REQUEST:
What follows is a set of records, each of which is to be written out exactly.

- - - - -

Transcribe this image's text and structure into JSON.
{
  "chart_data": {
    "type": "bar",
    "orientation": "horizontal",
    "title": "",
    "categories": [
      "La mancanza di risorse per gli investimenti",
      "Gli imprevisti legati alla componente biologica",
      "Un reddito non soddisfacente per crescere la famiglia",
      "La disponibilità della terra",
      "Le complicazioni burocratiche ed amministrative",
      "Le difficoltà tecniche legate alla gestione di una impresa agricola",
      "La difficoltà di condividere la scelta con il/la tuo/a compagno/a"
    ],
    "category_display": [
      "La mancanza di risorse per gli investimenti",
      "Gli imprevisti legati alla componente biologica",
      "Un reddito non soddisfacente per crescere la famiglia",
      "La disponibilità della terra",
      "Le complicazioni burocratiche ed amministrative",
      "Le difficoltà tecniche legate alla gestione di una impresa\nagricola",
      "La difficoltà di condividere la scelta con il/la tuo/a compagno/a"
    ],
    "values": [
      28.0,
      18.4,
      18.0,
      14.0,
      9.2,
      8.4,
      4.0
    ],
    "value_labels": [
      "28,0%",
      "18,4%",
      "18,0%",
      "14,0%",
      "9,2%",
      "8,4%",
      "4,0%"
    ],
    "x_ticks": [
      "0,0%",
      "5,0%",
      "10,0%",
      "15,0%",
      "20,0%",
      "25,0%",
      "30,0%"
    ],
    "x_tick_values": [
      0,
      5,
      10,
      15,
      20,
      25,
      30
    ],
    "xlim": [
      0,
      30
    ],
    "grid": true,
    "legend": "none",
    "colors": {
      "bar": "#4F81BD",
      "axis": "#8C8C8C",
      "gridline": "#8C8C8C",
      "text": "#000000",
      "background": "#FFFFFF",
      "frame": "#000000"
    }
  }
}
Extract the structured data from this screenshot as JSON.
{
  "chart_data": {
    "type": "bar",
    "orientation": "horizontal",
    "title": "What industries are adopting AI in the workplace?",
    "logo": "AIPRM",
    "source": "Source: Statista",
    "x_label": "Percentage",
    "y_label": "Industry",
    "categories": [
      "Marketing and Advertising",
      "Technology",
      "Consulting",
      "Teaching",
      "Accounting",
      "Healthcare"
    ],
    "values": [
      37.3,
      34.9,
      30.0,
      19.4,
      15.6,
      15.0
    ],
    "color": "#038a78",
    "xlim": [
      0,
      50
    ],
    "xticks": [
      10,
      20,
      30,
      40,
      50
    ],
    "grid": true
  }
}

- - - - -

EXERCISE RESPONSE:
Transcribe this image's text and structure into JSON.
{
  "chart_data": {
    "type": "bar",
    "orientation": "horizontal",
    "title": "",
    "categories": [
      "La mancanza di risorse per gli investimenti",
      "Gli imprevisti legati alla componente biologica",
      "Un reddito non soddisfacente per crescere la famiglia",
      "La disponibilità della terra",
      "Le complicazioni burocratiche ed amministrative",
      "Le difficoltà tecniche legate alla gestione di una impresa agricola",
      "La difficoltà di condividere la scelta con il/la tuo/a compagno/a"
    ],
    "category_display": [
      "La mancanza di risorse per gli investimenti",
      "Gli imprevisti legati alla componente biologica",
      "Un reddito non soddisfacente per crescere la famiglia",
      "La disponibilità della terra",
      "Le complicazioni burocratiche ed amministrative",
      "Le difficoltà tecniche legate alla gestione di una impresa\nagricola",
      "La difficoltà di condividere la scelta con il/la tuo/a compagno/a"
    ],
    "values": [
      28.0,
      18.4,
      18.0,
      14.0,
      9.2,
      8.4,
      4.0
    ],
    "value_labels": [
      "28,0%",
      "18,4%",
      "18,0%",
      "14,0%",
      "9,2%",
      "8,4%",
      "4,0%"
    ],
    "x_ticks": [
      "0,0%",
      "5,0%",
      "10,0%",
      "15,0%",
      "20,0%",
      "25,0%",
      "30,0%"
    ],
    "x_tick_values": [
      0,
      5,
      10,
      15,
      20,
      25,
      30
    ],
    "xlim": [
      0,
      30
    ],
    "grid": true,
    "legend": "none",
    "colors": {
      "bar": "#4F81BD",
      "axis": "#8C8C8C",
      "gridline": "#8C8C8C",
      "text": "#000000",
      "background": "#FFFFFF",
      "frame": "#000000"
    }
  }
}
Extract the structured data from this screenshot as JSON.
{
  "chart_data": {
    "type": "bar",
    "orientation": "horizontal",
    "title": "What industries are adopting AI in the workplace?",
    "logo": "AIPRM",
    "source": "Source: Statista",
    "x_label": "Percentage",
    "y_label": "Industry",
    "categories": [
      "Marketing and Advertising",
      "Technology",
      "Consulting",
      "Teaching",
      "Accounting",
      "Healthcare"
    ],
    "values": [
      37.3,
      34.9,
      30.0,
      19.4,
      15.6,
      15.0
    ],
    "color": "#038a78",
    "xlim": [
      0,
      50
    ],
    "xticks": [
      10,
      20,
      30,
      40,
      50
    ],
    "grid": true
  }
}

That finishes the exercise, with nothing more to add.